#### [PROVIDED PASSAGE]
· · · · · · ·

# bubbly soap recipe



## phpworm (Oct 26, 2009)

I'm trying to come up with or find a recipe that has a crazy amount of bubbles, but is still low on the cleansing side (preferably 14 or lower) as this is for dry sensitive skin. The oils I have to work with are olive, coconut, castor, palm, palm kernel, shea butter, and soybean.

The main thing is that I want as many bubbles as possible. I've read that adding sugar helps, but I would like an already bubbly recipe to start with to see if I can't get even more with the added sugar.

Any ideas?


----------



## dagmar88 (Oct 26, 2009)

Well, just play around on soapcalc.net a bit.
Normally, when you keep your 'bubbly oil' (like coconut and pko) under 30, it won't be too hard on the skin. Especially in combo with higher levels of olive. Be sure to ad some 5-8% of castor to aid your bubbles.
Good luck!


----------



## carebear (Oct 26, 2009)

and keep in mind that a more generous superfat/lye discount can counter the coconut's drying thing.


----------



## phpworm (Oct 26, 2009)

Thanks. I was playing around with the calc the other night but having trouble getting the right numbers I'm after. I was hoping someone might have an existing "super bubble recipe" that has proven to work, which I could borrow from..

· · · · · · ·

#### [RECORD LIST]

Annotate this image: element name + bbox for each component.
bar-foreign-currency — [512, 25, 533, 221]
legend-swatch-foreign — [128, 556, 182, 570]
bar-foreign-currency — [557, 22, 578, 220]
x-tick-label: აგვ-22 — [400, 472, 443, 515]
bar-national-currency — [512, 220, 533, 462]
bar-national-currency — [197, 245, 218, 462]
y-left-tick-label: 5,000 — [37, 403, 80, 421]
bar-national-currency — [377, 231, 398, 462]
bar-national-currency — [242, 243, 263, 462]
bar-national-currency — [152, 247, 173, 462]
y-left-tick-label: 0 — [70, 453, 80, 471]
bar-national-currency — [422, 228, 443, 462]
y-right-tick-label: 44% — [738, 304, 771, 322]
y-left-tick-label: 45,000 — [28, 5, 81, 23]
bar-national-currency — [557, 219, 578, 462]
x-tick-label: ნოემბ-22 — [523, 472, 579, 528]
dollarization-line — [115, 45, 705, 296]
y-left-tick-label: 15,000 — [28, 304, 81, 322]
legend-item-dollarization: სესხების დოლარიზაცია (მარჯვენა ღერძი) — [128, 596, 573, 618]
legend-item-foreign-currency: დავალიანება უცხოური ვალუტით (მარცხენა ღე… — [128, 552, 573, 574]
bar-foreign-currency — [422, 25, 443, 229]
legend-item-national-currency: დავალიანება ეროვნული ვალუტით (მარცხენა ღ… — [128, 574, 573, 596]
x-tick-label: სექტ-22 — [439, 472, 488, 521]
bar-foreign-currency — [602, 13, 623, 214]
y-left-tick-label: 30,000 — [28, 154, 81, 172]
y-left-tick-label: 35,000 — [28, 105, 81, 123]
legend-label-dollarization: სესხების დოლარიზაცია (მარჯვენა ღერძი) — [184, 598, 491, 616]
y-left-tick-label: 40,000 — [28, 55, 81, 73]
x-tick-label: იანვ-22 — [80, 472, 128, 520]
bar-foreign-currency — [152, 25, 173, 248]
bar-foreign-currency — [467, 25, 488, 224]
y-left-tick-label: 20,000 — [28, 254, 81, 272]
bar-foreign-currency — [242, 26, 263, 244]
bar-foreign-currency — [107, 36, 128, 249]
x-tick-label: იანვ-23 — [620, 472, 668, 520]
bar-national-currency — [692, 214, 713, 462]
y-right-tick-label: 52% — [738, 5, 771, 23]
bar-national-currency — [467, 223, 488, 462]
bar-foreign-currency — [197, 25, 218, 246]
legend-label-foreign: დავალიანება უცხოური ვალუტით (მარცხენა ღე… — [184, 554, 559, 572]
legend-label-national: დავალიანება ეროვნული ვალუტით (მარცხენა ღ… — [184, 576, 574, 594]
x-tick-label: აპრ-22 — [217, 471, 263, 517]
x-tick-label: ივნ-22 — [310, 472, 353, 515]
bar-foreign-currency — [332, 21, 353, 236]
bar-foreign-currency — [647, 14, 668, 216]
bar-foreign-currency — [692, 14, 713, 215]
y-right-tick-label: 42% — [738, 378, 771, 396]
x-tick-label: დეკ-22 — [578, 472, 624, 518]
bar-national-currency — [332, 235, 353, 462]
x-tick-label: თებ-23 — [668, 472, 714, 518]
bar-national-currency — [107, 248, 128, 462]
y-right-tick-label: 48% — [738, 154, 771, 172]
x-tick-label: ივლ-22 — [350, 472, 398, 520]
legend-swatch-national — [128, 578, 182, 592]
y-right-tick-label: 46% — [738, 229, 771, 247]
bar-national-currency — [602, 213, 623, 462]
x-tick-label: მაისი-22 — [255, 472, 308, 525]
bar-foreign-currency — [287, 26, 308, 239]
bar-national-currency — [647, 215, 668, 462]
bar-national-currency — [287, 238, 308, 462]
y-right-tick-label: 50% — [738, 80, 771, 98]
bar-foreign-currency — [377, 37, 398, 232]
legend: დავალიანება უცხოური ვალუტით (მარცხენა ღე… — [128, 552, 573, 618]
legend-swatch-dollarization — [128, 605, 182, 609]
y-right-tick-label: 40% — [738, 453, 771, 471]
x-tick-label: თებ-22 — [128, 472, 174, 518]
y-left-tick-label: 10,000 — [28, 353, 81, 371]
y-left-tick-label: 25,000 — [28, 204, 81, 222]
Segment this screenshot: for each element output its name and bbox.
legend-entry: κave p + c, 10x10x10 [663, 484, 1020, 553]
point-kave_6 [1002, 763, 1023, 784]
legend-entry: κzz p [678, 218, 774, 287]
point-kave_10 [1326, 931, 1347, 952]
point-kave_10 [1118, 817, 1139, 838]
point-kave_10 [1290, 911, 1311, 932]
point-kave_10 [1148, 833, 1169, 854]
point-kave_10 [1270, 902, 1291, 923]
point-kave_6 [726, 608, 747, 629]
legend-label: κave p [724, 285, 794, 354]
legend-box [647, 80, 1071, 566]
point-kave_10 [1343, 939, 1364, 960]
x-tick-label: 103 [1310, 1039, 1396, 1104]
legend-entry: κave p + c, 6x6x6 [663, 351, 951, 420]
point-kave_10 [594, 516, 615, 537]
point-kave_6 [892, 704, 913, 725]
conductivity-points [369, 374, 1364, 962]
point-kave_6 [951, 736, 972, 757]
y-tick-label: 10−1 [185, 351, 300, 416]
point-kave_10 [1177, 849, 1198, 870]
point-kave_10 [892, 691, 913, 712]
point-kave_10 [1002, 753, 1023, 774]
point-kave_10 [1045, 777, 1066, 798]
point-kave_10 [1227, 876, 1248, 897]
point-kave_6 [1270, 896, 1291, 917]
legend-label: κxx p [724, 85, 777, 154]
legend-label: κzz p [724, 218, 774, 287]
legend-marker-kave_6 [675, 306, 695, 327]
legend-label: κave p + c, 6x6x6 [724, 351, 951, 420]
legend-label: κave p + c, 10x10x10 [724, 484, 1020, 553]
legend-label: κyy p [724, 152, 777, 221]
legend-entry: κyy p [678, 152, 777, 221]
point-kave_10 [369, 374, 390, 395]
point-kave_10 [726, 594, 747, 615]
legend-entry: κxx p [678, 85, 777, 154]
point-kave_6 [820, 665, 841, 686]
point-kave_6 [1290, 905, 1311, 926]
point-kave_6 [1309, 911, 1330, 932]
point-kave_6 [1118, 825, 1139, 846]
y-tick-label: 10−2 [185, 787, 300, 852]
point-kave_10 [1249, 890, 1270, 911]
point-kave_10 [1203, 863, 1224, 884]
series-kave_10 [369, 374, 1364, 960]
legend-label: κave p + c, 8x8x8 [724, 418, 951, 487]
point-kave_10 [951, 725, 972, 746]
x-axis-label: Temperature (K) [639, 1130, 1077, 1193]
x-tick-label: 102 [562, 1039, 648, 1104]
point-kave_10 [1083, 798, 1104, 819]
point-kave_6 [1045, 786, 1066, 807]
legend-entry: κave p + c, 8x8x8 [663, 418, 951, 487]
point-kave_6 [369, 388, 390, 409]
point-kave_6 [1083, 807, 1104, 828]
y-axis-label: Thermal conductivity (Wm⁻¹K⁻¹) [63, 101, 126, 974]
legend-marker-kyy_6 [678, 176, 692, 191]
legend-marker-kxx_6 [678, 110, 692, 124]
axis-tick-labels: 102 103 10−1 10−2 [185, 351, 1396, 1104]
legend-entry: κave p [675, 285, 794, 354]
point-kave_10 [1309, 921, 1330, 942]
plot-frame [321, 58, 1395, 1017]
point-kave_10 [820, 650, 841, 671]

· · · · · · ·

#### [WRITTEN EXERCISE A]
Using the bubbly soap recipe thread, decide whether each statement agrees with it. Give yes or no for each, along with the deciding words quoted from the thread. (i) The first poster wants a recipe that is low on cleansing, preferably 14 or lower. (ii) One reply advises adding 10 to 15 percent castor to help the bubbles. (iii) One reply says a more generous superfat can counter the drying effect of coconut.
#### [WRITTEN EXERCISE B]
In the bubbly soap recipe thread, which website does a reply suggest experimenting with?

#### [CORRECT ANSWER A]
(i) Yes: "low on the cleansing side (preferably 14 or lower)"
(ii) No: "Be sure to ad some 5-8% of castor to aid your bubbles."
(iii) Yes: "a more generous superfat/lye discount can counter the coconut's drying thing."

#### [CORRECT ANSWER B]
soapcalc.net